Show all lines that include the string "insights"; copy each one.

↓↓↓

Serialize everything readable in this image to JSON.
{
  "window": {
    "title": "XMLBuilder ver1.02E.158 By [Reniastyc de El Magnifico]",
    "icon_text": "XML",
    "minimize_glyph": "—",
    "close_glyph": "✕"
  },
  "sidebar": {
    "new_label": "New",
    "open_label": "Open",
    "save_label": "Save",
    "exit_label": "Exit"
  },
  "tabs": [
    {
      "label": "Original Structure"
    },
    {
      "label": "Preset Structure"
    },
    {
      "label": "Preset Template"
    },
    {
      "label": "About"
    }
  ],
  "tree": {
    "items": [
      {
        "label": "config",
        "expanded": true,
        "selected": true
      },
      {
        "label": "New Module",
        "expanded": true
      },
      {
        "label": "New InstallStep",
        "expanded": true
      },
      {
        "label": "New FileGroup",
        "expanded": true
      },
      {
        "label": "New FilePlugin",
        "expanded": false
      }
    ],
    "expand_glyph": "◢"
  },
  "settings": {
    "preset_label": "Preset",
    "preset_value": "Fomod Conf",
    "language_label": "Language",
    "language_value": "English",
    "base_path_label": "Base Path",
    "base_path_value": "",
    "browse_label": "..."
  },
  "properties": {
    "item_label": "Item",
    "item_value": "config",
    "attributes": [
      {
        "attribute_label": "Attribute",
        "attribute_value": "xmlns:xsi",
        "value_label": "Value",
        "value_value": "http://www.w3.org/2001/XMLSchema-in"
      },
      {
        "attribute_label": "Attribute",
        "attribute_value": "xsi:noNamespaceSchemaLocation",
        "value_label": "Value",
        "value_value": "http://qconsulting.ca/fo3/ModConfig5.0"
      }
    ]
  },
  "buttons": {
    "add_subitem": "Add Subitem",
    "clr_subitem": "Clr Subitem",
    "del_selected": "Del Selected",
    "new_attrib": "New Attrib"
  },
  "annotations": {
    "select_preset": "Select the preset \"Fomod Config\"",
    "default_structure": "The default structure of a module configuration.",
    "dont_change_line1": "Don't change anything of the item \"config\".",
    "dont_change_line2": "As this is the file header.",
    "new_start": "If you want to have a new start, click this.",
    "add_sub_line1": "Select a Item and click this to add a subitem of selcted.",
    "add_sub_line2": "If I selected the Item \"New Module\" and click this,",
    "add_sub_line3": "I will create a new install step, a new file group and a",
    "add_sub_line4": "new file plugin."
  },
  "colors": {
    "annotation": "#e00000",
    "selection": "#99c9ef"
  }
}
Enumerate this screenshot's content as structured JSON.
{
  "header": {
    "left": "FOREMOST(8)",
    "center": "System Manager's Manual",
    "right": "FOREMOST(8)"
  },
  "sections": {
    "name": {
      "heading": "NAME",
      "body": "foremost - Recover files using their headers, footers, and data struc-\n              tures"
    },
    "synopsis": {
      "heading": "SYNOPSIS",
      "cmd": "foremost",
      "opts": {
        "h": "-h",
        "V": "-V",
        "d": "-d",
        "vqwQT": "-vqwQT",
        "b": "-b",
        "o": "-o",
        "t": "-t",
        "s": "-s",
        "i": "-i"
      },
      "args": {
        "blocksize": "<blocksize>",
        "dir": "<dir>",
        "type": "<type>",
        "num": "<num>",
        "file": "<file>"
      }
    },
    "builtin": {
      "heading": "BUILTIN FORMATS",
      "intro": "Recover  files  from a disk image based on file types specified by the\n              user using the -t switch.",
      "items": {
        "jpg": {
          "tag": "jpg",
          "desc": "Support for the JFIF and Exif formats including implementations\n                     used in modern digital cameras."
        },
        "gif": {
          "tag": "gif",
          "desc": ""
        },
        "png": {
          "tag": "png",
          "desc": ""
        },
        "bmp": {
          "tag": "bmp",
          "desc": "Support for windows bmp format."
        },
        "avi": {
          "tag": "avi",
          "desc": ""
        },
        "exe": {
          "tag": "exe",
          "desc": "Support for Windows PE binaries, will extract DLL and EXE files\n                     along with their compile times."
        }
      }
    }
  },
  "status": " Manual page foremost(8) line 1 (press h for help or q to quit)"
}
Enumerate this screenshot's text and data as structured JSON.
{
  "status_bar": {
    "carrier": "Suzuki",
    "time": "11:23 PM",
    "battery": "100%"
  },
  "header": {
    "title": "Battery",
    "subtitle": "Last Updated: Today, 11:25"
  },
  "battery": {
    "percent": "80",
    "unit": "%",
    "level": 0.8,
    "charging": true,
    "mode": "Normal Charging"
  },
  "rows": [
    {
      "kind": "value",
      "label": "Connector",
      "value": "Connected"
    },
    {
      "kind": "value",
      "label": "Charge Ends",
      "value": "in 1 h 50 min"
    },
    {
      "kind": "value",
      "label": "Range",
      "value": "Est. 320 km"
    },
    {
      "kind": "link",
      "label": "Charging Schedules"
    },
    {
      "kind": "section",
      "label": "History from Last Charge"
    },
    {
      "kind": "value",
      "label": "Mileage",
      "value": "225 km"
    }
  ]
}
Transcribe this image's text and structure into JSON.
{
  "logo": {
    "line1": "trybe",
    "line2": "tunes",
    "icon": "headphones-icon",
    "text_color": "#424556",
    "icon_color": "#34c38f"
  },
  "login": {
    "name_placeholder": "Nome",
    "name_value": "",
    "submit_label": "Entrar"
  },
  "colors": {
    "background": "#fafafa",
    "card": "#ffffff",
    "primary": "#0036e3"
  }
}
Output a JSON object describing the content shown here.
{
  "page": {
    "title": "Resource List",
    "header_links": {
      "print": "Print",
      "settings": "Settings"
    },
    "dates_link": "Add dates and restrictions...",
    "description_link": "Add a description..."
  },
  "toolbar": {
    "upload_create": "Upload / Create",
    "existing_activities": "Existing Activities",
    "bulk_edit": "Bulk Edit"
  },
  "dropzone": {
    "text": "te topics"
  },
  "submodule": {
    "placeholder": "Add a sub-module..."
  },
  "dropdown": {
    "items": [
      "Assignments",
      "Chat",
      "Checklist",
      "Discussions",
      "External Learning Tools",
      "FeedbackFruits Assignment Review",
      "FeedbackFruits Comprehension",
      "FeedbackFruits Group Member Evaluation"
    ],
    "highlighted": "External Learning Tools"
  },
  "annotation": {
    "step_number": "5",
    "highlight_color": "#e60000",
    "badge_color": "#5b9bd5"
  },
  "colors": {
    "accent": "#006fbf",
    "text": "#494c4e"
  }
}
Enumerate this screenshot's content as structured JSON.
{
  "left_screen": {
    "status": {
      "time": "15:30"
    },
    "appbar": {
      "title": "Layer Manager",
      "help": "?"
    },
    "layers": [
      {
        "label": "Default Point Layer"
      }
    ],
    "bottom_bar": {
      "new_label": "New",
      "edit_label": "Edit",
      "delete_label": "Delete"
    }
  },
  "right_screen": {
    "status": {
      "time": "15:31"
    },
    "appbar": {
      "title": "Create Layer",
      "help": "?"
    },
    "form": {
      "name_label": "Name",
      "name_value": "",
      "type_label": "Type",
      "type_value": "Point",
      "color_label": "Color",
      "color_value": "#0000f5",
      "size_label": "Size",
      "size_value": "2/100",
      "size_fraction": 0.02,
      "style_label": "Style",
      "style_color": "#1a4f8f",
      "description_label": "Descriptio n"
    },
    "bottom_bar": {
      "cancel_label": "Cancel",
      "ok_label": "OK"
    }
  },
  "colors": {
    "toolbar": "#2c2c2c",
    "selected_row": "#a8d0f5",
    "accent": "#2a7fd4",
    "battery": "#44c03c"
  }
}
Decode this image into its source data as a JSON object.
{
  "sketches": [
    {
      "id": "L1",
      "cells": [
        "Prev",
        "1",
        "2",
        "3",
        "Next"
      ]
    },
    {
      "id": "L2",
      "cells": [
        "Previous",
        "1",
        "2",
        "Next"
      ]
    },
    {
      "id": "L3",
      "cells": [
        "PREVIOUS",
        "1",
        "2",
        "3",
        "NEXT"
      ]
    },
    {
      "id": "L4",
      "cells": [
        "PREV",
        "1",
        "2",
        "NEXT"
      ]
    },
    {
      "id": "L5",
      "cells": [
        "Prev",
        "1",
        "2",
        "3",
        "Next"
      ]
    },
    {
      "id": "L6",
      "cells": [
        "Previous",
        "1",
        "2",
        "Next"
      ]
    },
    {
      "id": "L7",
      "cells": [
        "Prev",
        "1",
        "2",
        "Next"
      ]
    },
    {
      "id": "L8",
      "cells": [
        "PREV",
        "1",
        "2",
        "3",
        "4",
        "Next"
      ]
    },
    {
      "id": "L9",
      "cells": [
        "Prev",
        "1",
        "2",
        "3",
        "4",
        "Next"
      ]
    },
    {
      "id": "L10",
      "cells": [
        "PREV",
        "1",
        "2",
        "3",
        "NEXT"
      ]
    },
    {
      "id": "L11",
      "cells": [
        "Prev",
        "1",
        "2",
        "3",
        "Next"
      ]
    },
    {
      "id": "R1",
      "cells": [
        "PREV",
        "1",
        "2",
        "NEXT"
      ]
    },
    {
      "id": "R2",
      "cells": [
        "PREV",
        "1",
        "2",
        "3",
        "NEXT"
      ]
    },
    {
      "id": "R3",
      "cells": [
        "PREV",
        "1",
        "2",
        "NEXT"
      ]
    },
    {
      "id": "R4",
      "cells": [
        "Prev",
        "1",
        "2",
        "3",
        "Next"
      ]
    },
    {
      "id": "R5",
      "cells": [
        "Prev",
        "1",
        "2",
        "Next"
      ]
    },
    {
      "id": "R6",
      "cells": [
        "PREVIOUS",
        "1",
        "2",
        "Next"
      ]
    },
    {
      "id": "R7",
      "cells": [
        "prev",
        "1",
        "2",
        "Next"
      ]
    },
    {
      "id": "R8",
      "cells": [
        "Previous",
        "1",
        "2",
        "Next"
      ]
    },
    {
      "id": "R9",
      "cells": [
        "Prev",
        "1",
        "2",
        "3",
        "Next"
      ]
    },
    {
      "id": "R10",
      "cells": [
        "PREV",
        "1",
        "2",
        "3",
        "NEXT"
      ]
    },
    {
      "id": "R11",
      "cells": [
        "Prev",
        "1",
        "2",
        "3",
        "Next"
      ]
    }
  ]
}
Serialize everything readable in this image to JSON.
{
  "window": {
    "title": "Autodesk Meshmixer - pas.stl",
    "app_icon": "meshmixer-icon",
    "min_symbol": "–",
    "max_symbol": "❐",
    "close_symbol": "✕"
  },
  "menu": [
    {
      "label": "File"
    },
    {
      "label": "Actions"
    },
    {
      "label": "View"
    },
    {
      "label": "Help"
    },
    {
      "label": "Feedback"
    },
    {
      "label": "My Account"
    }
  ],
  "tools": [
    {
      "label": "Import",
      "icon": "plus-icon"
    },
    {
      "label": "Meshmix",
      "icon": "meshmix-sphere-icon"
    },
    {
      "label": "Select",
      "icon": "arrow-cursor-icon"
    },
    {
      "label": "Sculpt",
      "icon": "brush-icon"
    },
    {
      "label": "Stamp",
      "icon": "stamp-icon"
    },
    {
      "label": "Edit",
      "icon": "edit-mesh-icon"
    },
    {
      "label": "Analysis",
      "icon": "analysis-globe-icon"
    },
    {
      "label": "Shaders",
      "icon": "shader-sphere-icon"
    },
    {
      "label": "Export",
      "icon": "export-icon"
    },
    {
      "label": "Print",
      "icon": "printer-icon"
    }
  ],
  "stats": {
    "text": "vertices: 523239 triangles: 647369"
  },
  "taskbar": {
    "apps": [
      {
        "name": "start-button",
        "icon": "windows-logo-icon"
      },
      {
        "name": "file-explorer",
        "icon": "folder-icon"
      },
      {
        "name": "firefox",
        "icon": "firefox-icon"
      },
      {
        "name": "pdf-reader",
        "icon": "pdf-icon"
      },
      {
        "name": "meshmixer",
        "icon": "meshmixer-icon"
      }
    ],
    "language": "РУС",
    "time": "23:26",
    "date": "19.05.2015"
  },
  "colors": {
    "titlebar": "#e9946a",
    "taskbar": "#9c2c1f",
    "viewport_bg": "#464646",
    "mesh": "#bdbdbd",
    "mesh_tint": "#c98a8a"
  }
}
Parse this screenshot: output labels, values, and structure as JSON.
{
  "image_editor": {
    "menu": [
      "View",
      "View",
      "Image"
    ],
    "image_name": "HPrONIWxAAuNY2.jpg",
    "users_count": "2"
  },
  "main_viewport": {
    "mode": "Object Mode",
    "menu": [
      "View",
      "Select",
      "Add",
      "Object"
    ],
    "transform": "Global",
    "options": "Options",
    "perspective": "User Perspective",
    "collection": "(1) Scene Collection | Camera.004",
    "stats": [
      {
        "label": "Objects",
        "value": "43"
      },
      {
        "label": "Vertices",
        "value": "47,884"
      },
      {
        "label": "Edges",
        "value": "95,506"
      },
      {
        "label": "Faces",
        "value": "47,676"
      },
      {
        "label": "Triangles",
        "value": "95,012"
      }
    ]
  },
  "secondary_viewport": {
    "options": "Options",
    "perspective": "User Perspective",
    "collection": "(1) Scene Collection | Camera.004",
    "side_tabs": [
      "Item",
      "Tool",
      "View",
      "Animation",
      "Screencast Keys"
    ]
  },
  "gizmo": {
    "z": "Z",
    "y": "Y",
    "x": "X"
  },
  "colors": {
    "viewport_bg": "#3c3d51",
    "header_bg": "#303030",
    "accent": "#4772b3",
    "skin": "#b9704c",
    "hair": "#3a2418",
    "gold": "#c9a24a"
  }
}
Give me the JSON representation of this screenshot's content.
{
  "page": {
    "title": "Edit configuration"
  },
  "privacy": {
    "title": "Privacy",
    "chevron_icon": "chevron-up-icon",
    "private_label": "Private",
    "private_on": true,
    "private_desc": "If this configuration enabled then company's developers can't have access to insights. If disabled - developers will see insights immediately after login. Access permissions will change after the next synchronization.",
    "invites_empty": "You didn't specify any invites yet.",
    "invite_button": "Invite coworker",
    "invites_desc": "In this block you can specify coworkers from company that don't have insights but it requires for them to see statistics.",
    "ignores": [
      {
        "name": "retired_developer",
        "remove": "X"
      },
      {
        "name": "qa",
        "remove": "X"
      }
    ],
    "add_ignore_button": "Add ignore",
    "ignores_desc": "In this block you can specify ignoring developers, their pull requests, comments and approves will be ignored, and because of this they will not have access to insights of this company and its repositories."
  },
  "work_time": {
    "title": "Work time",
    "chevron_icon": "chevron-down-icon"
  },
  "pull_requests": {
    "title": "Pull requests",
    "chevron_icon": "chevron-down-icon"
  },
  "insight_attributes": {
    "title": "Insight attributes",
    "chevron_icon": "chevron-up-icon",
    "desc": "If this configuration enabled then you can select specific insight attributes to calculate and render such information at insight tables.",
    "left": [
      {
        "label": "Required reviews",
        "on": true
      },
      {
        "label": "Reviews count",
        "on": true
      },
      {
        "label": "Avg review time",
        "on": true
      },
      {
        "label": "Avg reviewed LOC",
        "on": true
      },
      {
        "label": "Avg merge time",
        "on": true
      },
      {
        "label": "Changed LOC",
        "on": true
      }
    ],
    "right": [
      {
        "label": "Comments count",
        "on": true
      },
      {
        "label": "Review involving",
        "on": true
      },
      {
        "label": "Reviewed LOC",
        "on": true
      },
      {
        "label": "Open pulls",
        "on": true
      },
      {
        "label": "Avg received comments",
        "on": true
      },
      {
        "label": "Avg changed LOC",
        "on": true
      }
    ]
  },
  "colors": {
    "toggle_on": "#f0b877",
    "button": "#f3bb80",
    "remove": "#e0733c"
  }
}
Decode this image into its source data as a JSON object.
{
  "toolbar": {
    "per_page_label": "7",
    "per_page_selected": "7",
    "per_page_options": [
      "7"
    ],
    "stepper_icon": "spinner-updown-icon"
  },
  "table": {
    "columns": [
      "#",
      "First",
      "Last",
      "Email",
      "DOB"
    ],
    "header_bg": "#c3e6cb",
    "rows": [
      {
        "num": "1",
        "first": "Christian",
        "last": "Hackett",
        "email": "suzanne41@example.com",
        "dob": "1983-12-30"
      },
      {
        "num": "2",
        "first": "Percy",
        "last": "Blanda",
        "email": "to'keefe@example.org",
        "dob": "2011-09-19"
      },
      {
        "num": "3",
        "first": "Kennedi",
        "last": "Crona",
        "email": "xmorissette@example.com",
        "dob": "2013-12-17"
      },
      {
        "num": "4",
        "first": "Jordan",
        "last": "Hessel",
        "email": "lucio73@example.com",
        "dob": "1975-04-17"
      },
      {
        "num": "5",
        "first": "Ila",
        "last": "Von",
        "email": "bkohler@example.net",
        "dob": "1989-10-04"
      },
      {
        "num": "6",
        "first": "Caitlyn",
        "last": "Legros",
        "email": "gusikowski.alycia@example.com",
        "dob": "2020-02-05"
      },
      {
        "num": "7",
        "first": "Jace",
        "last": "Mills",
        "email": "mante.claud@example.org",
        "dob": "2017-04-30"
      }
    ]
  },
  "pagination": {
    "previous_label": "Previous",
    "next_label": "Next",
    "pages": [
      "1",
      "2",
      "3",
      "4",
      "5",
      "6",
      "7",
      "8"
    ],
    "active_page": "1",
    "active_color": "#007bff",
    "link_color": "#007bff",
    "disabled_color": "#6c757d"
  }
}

↑↑↑

ANSWER TO THE TASK =>
    "private_desc": "If this configuration enabled then company's developers can't have access to insights. If disabled - developers will see insights immediately after login. Access permissions will change after the next synchronization.",
    "invites_desc": "In this block you can specify coworkers from company that don't have insights but it requires for them to see statistics.",
    "ignores_desc": "In this block you can specify ignoring developers, their pull requests, comments and approves will be ignored, and because of this they will not have access to insights of this company and its repositories."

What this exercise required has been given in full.